[Begin Given information]
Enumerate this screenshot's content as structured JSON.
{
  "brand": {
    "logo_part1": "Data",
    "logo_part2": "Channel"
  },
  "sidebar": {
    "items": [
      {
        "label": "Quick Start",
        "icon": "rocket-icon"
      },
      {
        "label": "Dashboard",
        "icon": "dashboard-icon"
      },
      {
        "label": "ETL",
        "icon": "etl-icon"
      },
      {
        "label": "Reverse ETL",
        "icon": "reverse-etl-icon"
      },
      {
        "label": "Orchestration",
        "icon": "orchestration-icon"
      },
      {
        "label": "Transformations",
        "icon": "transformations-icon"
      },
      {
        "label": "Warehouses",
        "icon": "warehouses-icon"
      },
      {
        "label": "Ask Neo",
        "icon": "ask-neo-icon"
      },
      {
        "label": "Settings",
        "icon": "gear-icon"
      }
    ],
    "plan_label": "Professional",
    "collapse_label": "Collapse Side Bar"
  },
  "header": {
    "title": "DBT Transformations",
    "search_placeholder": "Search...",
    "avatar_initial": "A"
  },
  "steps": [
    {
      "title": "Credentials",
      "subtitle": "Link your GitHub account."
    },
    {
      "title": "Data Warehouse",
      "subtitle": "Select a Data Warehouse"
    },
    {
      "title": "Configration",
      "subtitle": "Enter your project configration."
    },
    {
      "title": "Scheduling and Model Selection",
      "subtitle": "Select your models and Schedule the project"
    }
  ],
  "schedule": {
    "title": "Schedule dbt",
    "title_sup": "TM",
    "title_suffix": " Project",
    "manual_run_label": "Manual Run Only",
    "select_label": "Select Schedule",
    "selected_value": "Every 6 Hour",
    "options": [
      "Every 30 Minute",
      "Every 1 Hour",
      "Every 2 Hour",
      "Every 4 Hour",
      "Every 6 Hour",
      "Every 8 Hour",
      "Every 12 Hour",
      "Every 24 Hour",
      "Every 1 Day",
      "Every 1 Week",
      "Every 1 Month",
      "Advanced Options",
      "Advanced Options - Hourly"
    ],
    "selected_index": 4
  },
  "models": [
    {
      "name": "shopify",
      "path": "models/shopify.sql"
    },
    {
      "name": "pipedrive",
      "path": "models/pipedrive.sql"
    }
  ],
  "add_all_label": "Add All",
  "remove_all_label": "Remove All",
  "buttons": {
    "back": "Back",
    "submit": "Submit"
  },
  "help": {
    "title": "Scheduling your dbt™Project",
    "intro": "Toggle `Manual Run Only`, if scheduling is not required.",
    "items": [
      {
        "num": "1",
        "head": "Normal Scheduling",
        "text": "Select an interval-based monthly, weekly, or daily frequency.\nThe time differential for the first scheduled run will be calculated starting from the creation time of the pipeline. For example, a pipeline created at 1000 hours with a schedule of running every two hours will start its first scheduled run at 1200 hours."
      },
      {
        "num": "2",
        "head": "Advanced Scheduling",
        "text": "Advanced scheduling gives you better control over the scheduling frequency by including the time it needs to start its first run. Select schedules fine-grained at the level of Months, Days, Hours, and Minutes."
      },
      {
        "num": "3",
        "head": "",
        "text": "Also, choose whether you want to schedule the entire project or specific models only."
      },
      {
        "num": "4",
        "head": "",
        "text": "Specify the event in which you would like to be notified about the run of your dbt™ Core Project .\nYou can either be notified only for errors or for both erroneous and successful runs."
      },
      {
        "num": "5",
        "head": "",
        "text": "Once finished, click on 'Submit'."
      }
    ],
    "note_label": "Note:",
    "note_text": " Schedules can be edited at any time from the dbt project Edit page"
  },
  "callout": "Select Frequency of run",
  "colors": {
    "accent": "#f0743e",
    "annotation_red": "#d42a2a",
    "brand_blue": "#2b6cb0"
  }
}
[End Given information]
Request: Filter the entries down to the lines containing "icon". Copy each of those lines.

Written answer:
        "icon": "rocket-icon"
        "icon": "dashboard-icon"
        "icon": "etl-icon"
        "icon": "reverse-etl-icon"
        "icon": "orchestration-icon"
        "icon": "transformations-icon"
        "icon": "warehouses-icon"
        "icon": "ask-neo-icon"
        "icon": "gear-icon"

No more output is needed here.